◆ What is needed ◆
Each entry that follows must be output without any deviation.

=== Provided data ===

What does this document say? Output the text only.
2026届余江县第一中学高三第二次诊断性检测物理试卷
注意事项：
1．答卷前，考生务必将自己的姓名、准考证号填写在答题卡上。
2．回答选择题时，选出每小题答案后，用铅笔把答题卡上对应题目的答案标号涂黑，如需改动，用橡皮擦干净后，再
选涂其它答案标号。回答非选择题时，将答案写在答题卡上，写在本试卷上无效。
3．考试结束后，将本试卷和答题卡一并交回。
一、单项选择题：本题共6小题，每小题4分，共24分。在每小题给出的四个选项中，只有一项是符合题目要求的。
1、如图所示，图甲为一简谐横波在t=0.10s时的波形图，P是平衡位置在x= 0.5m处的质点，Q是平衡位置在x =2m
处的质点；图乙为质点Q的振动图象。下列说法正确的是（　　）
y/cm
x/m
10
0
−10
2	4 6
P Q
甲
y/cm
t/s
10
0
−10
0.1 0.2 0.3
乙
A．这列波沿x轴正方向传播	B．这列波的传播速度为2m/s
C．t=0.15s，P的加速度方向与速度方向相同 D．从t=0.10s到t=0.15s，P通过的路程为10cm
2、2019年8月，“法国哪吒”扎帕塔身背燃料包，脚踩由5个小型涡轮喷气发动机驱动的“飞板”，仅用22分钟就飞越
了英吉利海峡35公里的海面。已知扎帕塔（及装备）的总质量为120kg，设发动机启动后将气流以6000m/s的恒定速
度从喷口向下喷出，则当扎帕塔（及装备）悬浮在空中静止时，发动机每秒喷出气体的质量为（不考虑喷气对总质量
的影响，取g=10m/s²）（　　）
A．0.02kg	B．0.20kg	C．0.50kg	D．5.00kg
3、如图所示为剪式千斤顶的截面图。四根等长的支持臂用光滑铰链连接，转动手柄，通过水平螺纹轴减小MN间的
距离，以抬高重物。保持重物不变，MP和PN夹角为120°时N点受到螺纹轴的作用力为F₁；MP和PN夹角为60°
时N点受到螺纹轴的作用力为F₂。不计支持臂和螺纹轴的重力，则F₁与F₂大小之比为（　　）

===

◆ Solution for this problem ◆
What does this document say? Output the text only.
2026届余江县第一中学高三第二次诊断性检测物理试卷
注意事项：
1．答卷前，考生务必将自己的姓名、准考证号填写在答题卡上。
2．回答选择题时，选出每小题答案后，用铅笔把答题卡上对应题目的答案标号涂黑，如需改动，用橡皮擦干净后，再
选涂其它答案标号。回答非选择题时，将答案写在答题卡上，写在本试卷上无效。
3．考试结束后，将本试卷和答题卡一并交回。
一、单项选择题：本题共6小题，每小题4分，共24分。在每小题给出的四个选项中，只有一项是符合题目要求的。
1、如图所示，图甲为一简谐横波在t=0.10s时的波形图，P是平衡位置在x= 0.5m处的质点，Q是平衡位置在x =2m
处的质点；图乙为质点Q的振动图象。下列说法正确的是（　　）
y/cm
x/m
10
0
−10
2	4 6
P Q
甲
y/cm
t/s
10
0
−10
0.1 0.2 0.3
乙
A．这列波沿x轴正方向传播	B．这列波的传播速度为2m/s
C．t=0.15s，P的加速度方向与速度方向相同 D．从t=0.10s到t=0.15s，P通过的路程为10cm
2、2019年8月，“法国哪吒”扎帕塔身背燃料包，脚踩由5个小型涡轮喷气发动机驱动的“飞板”，仅用22分钟就飞越
了英吉利海峡35公里的海面。已知扎帕塔（及装备）的总质量为120kg，设发动机启动后将气流以6000m/s的恒定速
度从喷口向下喷出，则当扎帕塔（及装备）悬浮在空中静止时，发动机每秒喷出气体的质量为（不考虑喷气对总质量
的影响，取g=10m/s²）（　　）
A．0.02kg	B．0.20kg	C．0.50kg	D．5.00kg
3、如图所示为剪式千斤顶的截面图。四根等长的支持臂用光滑铰链连接，转动手柄，通过水平螺纹轴减小MN间的
距离，以抬高重物。保持重物不变，MP和PN夹角为120°时N点受到螺纹轴的作用力为F₁；MP和PN夹角为60°
时N点受到螺纹轴的作用力为F₂。不计支持臂和螺纹轴的重力，则F₁与F₂大小之比为（　　）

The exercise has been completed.